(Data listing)

+ + + +

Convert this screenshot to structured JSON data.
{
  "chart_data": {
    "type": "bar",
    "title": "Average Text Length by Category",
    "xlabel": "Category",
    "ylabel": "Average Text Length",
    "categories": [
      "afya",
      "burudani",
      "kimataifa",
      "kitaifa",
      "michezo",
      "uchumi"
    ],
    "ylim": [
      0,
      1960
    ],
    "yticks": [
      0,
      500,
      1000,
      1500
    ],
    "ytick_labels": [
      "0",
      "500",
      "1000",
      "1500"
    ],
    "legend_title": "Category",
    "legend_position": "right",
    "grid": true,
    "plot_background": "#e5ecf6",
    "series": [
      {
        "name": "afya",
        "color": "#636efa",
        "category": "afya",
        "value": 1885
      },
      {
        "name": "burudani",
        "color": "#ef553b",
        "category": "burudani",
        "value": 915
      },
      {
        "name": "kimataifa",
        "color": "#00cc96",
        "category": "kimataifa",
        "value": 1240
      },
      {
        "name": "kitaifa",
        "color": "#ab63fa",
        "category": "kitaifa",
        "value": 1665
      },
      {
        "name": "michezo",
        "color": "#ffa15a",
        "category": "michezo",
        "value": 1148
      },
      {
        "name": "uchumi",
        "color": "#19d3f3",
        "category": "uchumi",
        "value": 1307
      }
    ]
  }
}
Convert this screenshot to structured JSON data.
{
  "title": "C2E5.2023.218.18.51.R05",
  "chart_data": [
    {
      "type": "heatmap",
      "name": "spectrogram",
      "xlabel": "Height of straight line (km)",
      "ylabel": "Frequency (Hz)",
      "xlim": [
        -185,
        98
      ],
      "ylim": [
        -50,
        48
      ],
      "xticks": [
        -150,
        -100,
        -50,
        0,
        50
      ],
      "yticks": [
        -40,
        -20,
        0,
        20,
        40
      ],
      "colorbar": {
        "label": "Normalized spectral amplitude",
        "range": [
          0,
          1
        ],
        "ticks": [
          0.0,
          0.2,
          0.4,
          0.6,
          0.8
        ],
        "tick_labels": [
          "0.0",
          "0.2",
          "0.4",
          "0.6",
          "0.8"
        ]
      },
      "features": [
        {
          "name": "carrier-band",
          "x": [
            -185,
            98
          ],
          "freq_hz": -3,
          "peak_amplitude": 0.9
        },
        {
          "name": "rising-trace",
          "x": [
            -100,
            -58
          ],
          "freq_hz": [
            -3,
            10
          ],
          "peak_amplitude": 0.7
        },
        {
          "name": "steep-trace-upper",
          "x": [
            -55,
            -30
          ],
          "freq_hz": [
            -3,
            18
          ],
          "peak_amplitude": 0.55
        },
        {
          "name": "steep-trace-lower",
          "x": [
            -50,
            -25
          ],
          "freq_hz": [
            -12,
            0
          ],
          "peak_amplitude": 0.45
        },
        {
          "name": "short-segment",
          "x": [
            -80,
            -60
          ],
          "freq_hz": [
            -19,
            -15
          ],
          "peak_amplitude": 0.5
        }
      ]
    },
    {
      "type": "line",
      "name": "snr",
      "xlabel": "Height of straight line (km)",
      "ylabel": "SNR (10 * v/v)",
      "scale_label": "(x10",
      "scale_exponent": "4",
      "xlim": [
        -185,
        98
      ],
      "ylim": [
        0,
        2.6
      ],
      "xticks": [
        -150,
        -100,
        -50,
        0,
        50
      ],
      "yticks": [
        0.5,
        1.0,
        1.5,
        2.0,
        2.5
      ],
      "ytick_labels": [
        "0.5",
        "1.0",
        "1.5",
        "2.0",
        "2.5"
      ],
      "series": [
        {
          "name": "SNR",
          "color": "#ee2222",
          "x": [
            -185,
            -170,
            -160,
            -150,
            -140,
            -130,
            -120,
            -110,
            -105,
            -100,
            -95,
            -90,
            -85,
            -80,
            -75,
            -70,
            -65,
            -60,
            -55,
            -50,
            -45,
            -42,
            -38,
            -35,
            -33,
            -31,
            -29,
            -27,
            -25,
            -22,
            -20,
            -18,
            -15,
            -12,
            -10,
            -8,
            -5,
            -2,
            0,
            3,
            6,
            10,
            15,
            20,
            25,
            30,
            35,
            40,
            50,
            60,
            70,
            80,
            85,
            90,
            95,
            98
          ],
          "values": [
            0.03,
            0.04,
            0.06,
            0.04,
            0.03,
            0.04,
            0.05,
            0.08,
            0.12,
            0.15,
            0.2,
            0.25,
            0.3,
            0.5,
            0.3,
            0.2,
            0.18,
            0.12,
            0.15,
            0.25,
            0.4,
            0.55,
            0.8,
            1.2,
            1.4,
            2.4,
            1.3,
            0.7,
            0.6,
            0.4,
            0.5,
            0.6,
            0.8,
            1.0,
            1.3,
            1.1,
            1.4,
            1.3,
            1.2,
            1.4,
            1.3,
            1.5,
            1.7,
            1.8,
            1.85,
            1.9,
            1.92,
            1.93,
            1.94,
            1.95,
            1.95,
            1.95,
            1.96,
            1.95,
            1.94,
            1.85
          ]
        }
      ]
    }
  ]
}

+ + + +

AIM: Look through the entries above; copy each line where the string "michezo" appears.

THE SOLUTION:
      "michezo",
        "name": "michezo",
        "category": "michezo",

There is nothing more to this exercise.